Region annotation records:
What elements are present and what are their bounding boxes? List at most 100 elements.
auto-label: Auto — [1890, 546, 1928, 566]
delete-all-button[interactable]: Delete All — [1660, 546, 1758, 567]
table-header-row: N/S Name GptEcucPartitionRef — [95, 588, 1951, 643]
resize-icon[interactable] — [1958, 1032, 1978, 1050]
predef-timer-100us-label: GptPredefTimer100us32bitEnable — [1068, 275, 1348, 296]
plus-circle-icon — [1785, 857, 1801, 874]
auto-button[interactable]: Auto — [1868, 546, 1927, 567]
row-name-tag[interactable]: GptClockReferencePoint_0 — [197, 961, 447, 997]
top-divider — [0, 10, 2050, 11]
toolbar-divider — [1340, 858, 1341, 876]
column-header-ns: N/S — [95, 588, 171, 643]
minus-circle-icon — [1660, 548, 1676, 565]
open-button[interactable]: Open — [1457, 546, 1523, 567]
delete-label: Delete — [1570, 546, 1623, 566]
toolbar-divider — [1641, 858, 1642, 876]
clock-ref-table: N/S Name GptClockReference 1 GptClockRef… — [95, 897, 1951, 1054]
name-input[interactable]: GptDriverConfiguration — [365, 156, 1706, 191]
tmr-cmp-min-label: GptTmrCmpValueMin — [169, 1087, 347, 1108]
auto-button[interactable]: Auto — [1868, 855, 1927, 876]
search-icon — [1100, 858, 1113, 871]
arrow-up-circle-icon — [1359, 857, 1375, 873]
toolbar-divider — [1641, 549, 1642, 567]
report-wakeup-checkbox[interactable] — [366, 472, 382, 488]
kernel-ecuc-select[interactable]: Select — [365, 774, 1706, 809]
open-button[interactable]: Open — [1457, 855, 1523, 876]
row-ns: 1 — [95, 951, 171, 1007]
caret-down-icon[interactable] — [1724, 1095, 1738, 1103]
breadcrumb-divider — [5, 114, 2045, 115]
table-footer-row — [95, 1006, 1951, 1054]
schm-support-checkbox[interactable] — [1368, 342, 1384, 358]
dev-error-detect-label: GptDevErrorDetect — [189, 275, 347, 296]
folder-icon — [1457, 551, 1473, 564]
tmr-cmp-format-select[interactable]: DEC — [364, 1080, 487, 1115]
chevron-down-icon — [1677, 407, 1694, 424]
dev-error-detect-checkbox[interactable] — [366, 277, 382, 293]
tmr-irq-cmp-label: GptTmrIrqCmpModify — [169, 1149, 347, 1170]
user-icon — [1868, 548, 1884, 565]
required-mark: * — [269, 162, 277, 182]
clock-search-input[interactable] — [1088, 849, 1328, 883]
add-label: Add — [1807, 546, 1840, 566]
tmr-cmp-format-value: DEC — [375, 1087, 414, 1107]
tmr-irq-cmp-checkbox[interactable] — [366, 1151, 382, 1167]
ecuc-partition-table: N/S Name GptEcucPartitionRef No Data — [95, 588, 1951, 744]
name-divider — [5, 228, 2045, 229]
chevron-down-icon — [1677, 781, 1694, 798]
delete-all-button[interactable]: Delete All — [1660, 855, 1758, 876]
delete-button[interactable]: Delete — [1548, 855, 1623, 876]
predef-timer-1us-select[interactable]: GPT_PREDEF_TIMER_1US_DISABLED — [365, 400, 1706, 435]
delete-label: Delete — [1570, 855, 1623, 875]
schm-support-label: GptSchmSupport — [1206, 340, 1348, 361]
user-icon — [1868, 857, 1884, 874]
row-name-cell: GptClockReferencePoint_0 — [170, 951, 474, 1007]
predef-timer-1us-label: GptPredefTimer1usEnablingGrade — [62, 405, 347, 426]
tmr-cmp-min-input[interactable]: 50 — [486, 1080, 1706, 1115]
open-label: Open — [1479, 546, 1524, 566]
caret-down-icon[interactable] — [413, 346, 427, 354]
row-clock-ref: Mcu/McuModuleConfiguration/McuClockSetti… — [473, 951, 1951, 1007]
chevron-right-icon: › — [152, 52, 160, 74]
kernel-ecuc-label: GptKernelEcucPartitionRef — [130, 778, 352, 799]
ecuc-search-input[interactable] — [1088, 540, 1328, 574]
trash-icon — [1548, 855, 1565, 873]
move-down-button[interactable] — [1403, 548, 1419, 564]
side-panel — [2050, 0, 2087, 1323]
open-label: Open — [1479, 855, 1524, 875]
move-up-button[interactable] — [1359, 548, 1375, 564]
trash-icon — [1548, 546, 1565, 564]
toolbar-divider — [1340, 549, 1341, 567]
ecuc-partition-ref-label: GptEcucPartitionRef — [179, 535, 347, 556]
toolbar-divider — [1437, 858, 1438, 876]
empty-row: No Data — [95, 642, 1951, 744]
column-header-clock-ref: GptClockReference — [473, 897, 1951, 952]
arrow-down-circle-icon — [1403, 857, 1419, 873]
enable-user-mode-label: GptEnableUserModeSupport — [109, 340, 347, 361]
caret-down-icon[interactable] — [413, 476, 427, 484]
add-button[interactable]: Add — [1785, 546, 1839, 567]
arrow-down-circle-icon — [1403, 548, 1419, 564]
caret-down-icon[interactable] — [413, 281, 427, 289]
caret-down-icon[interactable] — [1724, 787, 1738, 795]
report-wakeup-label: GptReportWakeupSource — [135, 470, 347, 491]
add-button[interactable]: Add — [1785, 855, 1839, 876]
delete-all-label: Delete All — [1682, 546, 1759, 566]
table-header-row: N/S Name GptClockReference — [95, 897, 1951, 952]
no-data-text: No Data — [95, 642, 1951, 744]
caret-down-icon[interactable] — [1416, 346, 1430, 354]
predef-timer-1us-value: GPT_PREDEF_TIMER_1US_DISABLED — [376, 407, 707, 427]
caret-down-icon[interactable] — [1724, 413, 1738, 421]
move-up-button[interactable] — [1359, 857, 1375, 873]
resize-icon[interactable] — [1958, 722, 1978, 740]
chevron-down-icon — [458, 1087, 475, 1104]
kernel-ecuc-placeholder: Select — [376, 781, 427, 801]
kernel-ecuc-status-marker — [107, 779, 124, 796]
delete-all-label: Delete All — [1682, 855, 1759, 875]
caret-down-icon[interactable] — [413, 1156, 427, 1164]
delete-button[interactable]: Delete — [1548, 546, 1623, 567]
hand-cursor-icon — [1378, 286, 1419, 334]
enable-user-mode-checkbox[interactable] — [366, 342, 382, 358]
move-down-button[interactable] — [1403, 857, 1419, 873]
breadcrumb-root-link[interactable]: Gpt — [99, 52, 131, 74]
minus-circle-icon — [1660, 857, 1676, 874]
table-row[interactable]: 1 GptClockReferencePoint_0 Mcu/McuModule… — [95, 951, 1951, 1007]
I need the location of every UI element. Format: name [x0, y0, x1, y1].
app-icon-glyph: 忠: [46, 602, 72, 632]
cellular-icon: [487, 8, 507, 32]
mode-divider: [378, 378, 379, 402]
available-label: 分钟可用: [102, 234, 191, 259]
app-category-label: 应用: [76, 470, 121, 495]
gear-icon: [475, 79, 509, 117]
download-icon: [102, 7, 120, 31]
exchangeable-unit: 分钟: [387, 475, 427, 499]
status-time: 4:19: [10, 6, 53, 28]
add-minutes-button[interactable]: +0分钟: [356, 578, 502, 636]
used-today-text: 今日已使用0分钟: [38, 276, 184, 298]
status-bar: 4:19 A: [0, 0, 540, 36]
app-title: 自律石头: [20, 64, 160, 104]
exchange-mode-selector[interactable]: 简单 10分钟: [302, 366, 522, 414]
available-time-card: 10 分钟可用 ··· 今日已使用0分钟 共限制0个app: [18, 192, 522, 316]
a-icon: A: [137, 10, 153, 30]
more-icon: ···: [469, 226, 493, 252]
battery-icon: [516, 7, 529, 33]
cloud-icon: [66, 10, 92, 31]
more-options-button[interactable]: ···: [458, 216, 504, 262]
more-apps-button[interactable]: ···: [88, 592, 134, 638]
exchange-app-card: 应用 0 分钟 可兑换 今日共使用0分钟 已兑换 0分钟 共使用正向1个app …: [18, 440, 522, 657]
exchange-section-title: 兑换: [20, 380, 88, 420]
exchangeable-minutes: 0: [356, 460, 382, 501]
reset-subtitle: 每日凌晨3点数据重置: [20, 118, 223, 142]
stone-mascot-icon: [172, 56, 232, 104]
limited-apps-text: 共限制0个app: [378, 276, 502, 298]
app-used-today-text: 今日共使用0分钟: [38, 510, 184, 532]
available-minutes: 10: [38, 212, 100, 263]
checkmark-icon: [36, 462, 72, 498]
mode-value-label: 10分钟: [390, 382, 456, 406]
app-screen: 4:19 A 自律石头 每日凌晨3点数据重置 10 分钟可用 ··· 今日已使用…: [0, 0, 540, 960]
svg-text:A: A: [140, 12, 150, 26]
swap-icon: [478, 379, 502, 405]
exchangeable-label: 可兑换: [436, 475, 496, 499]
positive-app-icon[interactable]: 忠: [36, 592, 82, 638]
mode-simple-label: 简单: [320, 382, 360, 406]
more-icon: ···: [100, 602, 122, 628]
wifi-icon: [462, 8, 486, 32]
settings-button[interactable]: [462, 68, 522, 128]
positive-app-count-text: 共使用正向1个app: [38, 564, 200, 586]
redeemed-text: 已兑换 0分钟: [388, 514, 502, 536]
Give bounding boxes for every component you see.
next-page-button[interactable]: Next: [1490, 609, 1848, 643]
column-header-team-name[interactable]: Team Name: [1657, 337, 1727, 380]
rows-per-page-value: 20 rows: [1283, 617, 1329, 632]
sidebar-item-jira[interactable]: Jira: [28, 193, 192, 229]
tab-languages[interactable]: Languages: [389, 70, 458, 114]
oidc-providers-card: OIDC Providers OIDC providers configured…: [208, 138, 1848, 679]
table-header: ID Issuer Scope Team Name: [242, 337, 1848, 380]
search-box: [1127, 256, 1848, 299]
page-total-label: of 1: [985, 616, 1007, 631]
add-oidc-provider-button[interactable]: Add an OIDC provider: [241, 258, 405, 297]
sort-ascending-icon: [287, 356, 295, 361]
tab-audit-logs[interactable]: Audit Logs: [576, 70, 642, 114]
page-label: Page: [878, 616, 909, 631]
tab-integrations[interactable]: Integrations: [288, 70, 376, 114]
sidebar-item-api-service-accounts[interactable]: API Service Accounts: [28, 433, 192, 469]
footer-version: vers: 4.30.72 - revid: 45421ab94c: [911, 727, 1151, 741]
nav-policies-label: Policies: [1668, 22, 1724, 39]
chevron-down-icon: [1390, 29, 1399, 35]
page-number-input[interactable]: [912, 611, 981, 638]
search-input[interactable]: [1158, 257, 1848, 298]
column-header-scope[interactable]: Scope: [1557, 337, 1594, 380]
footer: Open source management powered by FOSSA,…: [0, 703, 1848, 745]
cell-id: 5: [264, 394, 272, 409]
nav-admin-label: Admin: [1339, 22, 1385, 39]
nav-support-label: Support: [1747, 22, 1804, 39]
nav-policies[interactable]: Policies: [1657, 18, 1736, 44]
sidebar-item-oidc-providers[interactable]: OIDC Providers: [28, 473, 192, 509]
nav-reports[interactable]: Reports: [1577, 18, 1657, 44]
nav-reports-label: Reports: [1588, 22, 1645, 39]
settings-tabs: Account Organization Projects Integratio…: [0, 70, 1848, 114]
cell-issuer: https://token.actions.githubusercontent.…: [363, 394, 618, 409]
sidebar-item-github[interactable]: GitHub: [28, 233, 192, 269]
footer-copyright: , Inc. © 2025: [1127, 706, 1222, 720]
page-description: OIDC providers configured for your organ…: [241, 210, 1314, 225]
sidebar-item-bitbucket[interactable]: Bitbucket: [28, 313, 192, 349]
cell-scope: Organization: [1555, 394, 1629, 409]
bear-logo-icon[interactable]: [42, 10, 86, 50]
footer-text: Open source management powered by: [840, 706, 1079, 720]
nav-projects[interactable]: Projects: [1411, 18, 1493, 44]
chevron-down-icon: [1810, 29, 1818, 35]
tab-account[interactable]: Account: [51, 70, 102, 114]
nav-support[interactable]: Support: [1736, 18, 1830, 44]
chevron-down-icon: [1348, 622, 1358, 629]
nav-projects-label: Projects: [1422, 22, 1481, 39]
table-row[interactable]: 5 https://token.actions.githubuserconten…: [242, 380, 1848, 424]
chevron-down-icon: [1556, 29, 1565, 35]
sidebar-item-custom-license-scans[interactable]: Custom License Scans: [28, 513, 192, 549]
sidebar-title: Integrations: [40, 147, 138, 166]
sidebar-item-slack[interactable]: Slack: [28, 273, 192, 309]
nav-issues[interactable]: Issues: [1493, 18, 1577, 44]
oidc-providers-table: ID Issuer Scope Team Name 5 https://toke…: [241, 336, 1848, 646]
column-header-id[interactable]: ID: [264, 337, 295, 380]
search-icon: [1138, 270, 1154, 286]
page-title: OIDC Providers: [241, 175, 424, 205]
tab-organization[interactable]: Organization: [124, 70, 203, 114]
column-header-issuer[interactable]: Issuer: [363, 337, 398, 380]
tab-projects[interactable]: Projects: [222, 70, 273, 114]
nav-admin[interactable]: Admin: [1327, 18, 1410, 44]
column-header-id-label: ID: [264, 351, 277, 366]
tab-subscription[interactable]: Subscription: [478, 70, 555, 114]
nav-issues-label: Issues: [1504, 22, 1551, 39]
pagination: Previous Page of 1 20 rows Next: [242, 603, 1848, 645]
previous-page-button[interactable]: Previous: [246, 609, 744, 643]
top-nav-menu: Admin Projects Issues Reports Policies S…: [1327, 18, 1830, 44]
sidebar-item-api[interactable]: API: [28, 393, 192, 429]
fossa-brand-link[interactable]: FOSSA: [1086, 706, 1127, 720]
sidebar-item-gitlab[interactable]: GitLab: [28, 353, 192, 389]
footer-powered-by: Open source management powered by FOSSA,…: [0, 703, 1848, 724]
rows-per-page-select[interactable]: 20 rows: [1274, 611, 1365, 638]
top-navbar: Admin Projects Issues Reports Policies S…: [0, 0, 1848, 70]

▶ Task requirements: Please present the rows from the start through the line containing "table-header-row: N/S Name GptEcucPartitionRef", both included, as a Markdown table with the columns Line and Content. Number each line and leave out blank lines.

▶ Finished task:
| Line | Content |
|---|---|
| 1 | What elements are present and what are their bounding boxes? List at most 100 elements. |
| 2 | auto-label: Auto — [1890, 546, 1928, 566] |
| 3 | delete-all-button[interactable]: Delete All — [1660, 546, 1758, 567] |
| 4 | table-header-row: N/S Name GptEcucPartitionRef — [95, 588, 1951, 643] |